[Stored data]
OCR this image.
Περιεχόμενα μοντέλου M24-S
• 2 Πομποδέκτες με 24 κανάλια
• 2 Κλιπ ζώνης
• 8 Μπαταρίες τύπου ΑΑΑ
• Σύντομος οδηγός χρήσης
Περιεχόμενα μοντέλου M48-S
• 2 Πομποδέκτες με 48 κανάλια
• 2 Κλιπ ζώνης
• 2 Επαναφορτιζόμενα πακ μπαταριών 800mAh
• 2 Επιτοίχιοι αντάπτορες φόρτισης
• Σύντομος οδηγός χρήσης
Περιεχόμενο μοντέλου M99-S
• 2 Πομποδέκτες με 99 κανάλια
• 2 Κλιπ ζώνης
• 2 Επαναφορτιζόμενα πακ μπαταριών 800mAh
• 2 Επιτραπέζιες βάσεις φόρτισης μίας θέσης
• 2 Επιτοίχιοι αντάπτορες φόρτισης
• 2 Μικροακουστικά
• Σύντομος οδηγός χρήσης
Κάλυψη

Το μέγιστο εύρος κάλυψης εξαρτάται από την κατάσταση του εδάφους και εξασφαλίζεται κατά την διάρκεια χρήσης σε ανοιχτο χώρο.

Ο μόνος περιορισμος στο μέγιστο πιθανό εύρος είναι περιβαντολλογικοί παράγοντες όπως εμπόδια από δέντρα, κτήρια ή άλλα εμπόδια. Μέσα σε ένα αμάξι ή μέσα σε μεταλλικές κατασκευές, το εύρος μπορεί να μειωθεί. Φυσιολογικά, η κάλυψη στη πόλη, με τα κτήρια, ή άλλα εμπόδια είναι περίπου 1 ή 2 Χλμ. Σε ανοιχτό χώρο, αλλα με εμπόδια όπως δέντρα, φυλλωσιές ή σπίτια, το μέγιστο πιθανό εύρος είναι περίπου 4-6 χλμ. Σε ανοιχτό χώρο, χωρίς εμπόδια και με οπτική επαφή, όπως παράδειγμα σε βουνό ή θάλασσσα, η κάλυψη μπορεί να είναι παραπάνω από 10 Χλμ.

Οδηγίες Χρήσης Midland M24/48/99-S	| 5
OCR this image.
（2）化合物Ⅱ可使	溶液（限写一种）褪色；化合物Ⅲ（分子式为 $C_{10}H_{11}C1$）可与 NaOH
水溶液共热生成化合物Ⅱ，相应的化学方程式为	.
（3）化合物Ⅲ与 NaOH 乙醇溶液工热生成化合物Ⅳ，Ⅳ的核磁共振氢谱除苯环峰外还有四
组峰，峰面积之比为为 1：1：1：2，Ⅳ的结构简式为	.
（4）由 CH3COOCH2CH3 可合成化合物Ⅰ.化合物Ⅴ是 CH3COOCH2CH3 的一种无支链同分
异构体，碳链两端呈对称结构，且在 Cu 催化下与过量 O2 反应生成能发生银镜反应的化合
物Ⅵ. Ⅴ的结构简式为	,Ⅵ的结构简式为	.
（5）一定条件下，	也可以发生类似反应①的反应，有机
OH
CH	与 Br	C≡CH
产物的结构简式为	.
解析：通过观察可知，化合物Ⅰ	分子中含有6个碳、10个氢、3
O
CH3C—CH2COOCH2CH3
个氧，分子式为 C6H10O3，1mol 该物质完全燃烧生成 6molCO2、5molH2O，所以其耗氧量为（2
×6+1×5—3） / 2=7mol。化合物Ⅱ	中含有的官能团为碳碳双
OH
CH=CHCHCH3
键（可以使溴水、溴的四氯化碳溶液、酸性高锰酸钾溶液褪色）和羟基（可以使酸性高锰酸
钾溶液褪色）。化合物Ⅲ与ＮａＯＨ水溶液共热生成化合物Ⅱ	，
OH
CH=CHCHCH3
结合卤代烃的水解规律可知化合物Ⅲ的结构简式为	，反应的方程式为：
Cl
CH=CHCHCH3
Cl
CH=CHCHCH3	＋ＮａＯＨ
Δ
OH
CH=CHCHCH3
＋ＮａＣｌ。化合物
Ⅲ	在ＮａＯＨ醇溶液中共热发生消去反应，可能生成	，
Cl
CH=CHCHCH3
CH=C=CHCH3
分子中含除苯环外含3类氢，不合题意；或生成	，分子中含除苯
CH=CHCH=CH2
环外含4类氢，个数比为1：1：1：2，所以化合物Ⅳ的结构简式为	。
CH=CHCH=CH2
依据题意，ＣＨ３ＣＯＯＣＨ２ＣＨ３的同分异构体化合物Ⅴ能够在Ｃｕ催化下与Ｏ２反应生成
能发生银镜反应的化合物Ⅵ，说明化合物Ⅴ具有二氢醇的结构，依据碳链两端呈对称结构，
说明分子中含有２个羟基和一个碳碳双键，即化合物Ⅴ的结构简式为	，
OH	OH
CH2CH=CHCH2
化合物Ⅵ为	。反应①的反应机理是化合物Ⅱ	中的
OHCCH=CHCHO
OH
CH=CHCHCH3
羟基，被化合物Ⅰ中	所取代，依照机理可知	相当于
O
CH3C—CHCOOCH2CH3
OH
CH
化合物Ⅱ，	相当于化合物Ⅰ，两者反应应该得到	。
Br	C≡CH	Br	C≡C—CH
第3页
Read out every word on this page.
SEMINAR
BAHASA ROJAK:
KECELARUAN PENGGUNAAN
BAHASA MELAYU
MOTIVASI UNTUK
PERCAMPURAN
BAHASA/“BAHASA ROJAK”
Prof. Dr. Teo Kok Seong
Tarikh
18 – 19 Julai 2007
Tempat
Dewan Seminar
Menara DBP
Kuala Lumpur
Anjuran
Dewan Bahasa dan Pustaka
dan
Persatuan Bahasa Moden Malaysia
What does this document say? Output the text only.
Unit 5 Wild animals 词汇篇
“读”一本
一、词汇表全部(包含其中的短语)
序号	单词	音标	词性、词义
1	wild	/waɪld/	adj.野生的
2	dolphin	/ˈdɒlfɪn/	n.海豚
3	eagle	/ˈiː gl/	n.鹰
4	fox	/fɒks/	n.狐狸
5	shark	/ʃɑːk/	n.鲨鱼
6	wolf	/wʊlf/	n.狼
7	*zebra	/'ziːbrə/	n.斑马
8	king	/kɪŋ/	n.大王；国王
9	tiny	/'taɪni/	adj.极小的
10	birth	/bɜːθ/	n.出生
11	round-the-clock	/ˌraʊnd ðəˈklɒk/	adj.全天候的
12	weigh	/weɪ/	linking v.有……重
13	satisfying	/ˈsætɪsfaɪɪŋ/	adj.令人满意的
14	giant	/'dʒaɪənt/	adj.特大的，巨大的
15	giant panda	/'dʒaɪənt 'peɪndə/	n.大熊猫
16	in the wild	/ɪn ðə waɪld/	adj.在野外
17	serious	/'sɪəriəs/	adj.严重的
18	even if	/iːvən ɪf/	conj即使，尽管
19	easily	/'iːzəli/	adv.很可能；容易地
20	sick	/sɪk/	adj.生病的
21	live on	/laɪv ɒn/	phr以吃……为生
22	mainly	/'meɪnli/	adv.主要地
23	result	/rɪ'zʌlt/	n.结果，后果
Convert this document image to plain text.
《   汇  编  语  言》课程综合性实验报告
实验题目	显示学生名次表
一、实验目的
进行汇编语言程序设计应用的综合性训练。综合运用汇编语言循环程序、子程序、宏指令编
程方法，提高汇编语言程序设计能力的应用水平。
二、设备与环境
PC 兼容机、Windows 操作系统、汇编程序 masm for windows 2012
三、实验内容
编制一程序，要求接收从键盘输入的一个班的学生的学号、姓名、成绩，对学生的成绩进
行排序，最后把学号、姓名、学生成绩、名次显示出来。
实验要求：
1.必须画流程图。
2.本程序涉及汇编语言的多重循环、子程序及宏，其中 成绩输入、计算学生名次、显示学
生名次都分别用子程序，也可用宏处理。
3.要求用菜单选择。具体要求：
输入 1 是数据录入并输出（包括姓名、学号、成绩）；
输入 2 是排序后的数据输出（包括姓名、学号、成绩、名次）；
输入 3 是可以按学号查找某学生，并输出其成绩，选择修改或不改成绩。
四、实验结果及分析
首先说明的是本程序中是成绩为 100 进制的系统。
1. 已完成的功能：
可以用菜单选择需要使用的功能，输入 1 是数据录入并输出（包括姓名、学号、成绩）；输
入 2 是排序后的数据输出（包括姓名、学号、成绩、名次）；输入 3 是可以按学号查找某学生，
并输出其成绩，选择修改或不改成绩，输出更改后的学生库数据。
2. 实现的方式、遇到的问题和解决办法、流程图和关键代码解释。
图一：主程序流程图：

## TO DO
Take every line from the records above that has the word "document" and copy it.

## RESULT OF THE TASK
What does this document say? Output the text only.
Convert this document image to plain text.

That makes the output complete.